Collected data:
####

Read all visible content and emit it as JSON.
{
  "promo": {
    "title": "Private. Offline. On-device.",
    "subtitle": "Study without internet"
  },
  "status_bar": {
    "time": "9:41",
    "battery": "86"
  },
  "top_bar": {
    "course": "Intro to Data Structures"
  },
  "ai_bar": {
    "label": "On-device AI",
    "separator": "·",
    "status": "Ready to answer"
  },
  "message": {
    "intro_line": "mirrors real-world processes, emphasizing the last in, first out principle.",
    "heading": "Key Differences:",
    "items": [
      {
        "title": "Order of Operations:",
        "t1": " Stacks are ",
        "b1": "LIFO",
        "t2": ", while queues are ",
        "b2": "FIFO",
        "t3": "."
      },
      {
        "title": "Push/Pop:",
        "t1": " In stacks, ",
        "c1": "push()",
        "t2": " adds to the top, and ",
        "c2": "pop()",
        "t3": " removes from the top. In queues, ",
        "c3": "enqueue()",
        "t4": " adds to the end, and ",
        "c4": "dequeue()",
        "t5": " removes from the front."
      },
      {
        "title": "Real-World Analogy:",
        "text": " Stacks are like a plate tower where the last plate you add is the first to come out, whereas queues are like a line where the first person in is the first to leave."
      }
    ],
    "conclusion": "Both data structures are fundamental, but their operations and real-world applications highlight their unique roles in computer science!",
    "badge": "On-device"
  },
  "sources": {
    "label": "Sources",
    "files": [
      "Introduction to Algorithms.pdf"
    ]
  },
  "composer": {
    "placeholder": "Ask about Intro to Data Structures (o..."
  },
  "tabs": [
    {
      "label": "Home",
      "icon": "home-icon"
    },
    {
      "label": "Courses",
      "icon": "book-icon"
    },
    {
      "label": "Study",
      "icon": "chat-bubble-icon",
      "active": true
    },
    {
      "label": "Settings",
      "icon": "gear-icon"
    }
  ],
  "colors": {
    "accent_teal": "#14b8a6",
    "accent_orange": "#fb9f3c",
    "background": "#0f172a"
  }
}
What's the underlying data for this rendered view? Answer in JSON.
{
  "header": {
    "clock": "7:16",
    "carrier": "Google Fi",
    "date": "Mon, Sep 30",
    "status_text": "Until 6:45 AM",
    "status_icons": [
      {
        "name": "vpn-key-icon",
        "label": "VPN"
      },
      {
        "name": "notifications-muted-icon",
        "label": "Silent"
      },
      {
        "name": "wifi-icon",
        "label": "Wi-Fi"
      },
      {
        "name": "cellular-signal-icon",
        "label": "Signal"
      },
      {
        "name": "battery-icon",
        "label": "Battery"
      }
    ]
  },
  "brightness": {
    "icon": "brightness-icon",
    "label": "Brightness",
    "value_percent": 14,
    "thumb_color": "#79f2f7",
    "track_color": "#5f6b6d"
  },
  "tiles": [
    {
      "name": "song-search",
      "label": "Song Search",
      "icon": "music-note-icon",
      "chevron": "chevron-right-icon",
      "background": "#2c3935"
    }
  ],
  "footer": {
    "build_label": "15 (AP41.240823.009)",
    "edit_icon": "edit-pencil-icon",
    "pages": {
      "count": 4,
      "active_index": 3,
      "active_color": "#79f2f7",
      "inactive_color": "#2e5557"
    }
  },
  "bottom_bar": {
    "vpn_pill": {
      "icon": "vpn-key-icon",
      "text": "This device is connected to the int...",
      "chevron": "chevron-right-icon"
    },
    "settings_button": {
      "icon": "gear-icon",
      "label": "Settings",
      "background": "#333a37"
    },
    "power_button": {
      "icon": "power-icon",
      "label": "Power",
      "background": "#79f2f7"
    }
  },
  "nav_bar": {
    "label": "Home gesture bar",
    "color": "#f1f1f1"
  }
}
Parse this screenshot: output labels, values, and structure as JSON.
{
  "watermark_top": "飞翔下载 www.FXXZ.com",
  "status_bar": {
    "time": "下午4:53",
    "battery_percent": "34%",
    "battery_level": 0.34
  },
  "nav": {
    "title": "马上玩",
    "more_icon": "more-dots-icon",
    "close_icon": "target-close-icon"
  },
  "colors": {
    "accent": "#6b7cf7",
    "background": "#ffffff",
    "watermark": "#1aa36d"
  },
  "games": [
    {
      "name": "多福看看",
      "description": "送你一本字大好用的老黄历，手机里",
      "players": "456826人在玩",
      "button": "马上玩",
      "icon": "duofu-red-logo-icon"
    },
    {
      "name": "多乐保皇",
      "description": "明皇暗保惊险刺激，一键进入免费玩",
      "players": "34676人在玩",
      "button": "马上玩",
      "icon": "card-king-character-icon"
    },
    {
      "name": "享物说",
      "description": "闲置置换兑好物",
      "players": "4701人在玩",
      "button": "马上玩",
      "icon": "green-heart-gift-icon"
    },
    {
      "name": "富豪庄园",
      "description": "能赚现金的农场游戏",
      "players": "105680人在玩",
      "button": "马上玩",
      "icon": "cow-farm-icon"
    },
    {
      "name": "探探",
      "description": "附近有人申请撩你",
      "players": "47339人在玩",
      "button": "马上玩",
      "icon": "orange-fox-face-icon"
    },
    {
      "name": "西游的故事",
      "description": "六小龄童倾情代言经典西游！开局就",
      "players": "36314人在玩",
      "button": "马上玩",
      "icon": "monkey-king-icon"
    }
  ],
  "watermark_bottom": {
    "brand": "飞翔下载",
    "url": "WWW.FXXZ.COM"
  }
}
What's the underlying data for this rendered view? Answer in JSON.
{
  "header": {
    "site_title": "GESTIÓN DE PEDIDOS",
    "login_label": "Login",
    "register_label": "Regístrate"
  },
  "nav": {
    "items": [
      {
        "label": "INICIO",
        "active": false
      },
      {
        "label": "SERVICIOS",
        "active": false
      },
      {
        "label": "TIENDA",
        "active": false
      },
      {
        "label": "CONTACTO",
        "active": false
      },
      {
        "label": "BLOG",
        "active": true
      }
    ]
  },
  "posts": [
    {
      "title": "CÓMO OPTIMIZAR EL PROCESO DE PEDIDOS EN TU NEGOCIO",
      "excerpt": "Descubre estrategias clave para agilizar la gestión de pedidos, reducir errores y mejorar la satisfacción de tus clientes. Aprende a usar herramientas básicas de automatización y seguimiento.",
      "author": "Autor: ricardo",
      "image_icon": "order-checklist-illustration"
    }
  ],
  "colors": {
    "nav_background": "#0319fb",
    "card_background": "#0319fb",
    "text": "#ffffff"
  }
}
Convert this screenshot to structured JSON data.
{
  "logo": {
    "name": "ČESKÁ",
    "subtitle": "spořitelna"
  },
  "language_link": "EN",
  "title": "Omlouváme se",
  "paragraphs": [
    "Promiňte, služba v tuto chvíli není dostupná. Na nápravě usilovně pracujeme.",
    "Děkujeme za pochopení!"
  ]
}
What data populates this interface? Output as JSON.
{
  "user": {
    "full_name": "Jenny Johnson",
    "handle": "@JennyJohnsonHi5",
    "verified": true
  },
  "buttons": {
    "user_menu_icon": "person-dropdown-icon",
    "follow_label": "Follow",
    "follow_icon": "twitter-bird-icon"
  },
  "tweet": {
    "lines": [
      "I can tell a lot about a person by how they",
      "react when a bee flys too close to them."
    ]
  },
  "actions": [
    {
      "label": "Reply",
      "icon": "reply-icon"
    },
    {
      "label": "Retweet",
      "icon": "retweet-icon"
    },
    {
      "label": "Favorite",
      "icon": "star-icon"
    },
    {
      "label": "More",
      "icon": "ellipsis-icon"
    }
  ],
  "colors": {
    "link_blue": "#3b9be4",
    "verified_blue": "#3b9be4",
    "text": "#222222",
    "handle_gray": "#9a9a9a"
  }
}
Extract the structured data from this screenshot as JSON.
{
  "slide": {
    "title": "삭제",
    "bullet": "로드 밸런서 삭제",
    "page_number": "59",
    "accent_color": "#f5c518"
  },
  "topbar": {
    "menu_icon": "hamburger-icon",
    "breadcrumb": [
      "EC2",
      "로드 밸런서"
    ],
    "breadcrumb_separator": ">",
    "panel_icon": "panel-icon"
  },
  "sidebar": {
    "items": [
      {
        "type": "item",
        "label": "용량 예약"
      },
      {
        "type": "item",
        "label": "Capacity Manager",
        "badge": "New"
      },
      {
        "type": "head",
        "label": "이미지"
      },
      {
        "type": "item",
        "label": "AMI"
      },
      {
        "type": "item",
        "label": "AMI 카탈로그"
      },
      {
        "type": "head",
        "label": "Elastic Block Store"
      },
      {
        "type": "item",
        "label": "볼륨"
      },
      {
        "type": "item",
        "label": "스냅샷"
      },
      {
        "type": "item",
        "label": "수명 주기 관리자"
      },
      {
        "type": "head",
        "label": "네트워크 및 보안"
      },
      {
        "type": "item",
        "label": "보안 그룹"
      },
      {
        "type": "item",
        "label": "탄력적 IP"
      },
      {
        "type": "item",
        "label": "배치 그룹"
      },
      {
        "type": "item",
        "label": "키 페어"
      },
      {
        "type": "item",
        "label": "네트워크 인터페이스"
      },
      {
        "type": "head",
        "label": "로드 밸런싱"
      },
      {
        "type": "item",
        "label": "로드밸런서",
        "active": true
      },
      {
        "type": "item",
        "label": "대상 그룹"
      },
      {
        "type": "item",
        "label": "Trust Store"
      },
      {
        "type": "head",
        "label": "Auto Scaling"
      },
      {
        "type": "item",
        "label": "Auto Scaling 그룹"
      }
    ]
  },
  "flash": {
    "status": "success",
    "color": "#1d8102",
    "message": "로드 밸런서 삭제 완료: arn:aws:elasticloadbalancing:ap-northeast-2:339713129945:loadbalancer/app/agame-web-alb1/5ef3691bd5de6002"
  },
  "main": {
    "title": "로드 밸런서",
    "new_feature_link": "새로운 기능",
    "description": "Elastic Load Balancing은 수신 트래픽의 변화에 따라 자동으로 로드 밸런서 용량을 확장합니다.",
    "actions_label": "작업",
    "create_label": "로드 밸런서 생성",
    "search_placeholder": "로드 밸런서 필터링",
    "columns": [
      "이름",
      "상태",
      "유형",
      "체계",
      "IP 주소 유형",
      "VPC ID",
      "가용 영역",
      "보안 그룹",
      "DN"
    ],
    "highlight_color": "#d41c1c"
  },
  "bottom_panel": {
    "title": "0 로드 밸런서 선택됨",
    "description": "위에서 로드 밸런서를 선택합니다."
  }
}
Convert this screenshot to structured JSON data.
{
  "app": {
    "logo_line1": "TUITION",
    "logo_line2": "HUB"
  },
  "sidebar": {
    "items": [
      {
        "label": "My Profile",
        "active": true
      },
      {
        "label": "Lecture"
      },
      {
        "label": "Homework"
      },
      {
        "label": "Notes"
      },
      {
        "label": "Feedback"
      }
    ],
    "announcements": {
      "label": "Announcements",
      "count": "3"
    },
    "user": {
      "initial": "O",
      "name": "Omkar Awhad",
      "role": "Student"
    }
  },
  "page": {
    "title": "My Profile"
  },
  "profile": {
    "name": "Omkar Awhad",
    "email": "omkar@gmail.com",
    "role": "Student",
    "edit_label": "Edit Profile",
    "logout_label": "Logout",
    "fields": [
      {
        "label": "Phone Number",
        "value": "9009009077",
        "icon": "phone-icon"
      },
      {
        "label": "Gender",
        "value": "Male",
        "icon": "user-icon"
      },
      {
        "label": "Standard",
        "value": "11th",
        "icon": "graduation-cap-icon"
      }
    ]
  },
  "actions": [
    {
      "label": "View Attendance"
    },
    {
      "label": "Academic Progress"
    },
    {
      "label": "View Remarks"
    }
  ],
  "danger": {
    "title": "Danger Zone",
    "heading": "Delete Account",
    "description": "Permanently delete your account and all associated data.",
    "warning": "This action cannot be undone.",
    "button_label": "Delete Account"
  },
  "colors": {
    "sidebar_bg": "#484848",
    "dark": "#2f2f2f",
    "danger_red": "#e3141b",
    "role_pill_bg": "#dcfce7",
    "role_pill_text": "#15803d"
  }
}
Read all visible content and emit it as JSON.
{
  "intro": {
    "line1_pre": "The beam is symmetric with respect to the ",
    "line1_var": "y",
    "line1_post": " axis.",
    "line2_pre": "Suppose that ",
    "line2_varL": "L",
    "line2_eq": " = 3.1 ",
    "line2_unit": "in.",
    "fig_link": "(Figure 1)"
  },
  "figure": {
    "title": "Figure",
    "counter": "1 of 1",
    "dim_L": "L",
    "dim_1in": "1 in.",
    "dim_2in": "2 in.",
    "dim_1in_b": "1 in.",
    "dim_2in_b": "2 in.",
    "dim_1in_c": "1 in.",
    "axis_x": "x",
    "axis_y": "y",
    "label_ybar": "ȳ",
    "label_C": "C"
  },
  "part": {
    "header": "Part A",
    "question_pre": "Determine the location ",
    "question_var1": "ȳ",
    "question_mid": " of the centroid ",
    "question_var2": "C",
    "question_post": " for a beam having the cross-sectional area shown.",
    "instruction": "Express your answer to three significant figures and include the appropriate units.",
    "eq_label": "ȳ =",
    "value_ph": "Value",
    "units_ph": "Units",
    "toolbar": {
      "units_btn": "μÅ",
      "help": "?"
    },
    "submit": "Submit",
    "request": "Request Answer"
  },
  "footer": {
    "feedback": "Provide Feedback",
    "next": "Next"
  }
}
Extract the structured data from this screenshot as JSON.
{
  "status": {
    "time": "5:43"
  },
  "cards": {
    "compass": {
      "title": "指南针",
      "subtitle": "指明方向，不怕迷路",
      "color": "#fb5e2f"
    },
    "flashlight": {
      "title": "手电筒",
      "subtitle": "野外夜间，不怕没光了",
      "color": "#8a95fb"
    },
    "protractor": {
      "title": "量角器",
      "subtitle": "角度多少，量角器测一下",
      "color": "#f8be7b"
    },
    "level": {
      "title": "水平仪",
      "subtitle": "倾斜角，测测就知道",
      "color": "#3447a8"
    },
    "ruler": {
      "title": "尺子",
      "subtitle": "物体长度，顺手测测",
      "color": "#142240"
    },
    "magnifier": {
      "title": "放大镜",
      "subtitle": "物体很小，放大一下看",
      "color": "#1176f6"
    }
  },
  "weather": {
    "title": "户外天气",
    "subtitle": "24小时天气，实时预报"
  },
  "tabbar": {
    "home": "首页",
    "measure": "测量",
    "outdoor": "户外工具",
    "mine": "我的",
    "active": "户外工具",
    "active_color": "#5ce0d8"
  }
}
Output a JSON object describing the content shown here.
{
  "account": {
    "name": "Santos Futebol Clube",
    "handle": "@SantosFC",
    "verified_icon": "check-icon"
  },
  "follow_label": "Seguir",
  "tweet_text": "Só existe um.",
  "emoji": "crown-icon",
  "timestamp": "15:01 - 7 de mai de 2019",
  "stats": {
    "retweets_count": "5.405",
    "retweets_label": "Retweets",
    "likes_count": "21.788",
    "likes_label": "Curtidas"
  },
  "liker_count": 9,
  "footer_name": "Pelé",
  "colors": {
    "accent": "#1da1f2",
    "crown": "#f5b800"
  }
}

####

Task details:
Pick out every line of the listing containing the word "device", and show those lines.

Answer to this problem:
    "title": "Private. Offline. On-device.",
    "label": "On-device AI",
    "badge": "On-device"
      "text": "This device is connected to the int...",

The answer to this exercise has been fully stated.